**GIVEN TASK**
Go through the data below. List every line that holds the word "Monthly".

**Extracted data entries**
>>>

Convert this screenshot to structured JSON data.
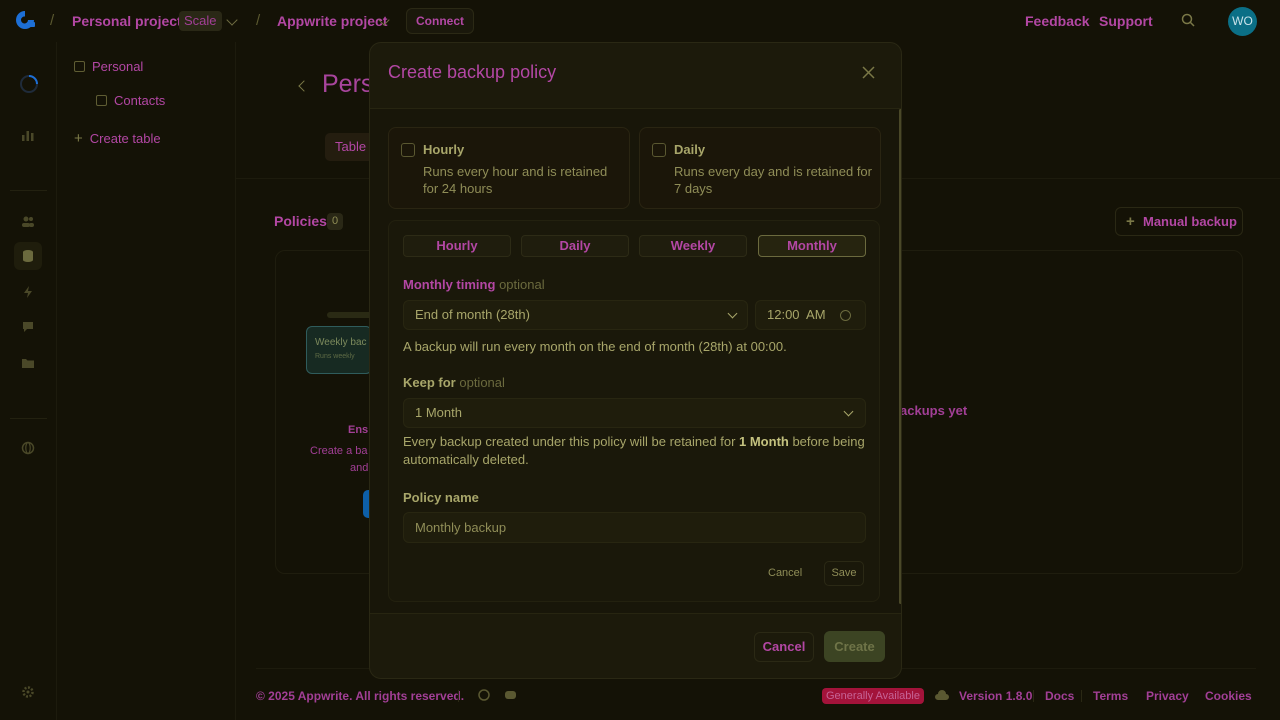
{
  "topbar": {
    "org": "Personal projects",
    "plan": "Scale",
    "project": "Appwrite project",
    "connect": "Connect",
    "feedback": "Feedback",
    "support": "Support",
    "avatar": "WO"
  },
  "sidebar": {
    "database": "Personal",
    "table": "Contacts",
    "create_table": "Create table"
  },
  "main": {
    "title": "Pers",
    "tab": "Table",
    "policies_label": "Policies",
    "policies_count": "0",
    "manual_backup": "Manual backup",
    "empty_yet": "ackups yet",
    "illus_title": "Weekly bac",
    "illus_sub": "Runs weekly",
    "empty_line1": "Ens",
    "empty_line2": "Create a ba",
    "empty_line3": "and"
  },
  "modal": {
    "title": "Create backup policy",
    "presets": [
      {
        "title": "Hourly",
        "desc": "Runs every hour and is retained for 24 hours"
      },
      {
        "title": "Daily",
        "desc": "Runs every day and is retained for 7 days"
      }
    ],
    "segments": [
      "Hourly",
      "Daily",
      "Weekly",
      "Monthly"
    ],
    "timing_label": "Monthly timing",
    "optional": "optional",
    "timing_value": "End of month (28th)",
    "time_value": "12:00  AM",
    "timing_help": "A backup will run every month on the end of month (28th) at 00:00.",
    "keep_label": "Keep for",
    "keep_value": "1 Month",
    "keep_help_pre": "Every backup created under this policy will be retained for ",
    "keep_help_bold": "1 Month",
    "keep_help_post": " before being automatically deleted.",
    "name_label": "Policy name",
    "name_value": "Monthly backup",
    "inner_cancel": "Cancel",
    "inner_save": "Save",
    "cancel": "Cancel",
    "create": "Create"
  },
  "footer": {
    "copyright": "© 2025 Appwrite. All rights reserved.",
    "status": "Generally Available",
    "version": "Version 1.8.0",
    "docs": "Docs",
    "terms": "Terms",
    "privacy": "Privacy",
    "cookies": "Cookies"
  }
}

<<<

**SOLUTION TO THIS EXERCISE**
      "Monthly"
    "timing_label": "Monthly timing",
    "name_value": "Monthly backup",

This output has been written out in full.